- [Task inputs]
****

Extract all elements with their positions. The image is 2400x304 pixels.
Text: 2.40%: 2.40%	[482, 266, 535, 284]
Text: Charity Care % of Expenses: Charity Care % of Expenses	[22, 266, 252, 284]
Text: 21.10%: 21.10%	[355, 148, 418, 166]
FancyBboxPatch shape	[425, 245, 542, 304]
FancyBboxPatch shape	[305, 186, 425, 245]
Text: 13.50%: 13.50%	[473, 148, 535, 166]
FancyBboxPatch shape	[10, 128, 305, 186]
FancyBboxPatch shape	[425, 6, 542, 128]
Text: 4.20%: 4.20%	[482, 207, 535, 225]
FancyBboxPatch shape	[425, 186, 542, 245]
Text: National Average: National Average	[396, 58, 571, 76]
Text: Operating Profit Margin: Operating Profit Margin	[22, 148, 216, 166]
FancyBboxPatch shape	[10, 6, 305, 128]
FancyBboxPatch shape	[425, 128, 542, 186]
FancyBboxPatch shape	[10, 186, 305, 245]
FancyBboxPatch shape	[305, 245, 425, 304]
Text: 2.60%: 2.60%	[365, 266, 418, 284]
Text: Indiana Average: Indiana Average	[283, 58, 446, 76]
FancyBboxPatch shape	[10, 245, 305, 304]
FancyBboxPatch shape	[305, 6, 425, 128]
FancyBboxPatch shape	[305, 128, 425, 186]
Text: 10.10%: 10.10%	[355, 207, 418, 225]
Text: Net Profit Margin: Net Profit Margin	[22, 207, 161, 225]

****

Can you quote every one of the lines above word for word, without changing anything?

Extract all elements with their positions. The image is 2400x304 pixels.
Text: 2.40%: 2.40%	[482, 266, 535, 284]
Text: Charity Care % of Expenses: Charity Care % of Expenses	[22, 266, 252, 284]
Text: 21.10%: 21.10%	[355, 148, 418, 166]
FancyBboxPatch shape	[425, 245, 542, 304]
FancyBboxPatch shape	[305, 186, 425, 245]
Text: 13.50%: 13.50%	[473, 148, 535, 166]
FancyBboxPatch shape	[10, 128, 305, 186]
FancyBboxPatch shape	[425, 6, 542, 128]
Text: 4.20%: 4.20%	[482, 207, 535, 225]
FancyBboxPatch shape	[425, 186, 542, 245]
Text: National Average: National Average	[396, 58, 571, 76]
Text: Operating Profit Margin: Operating Profit Margin	[22, 148, 216, 166]
FancyBboxPatch shape	[10, 6, 305, 128]
FancyBboxPatch shape	[425, 128, 542, 186]
FancyBboxPatch shape	[10, 186, 305, 245]
FancyBboxPatch shape	[305, 245, 425, 304]
Text: 2.60%: 2.60%	[365, 266, 418, 284]
Text: Indiana Average: Indiana Average	[283, 58, 446, 76]
FancyBboxPatch shape	[10, 245, 305, 304]
FancyBboxPatch shape	[305, 6, 425, 128]
FancyBboxPatch shape	[305, 128, 425, 186]
Text: 10.10%: 10.10%	[355, 207, 418, 225]
Text: Net Profit Margin: Net Profit Margin	[22, 207, 161, 225]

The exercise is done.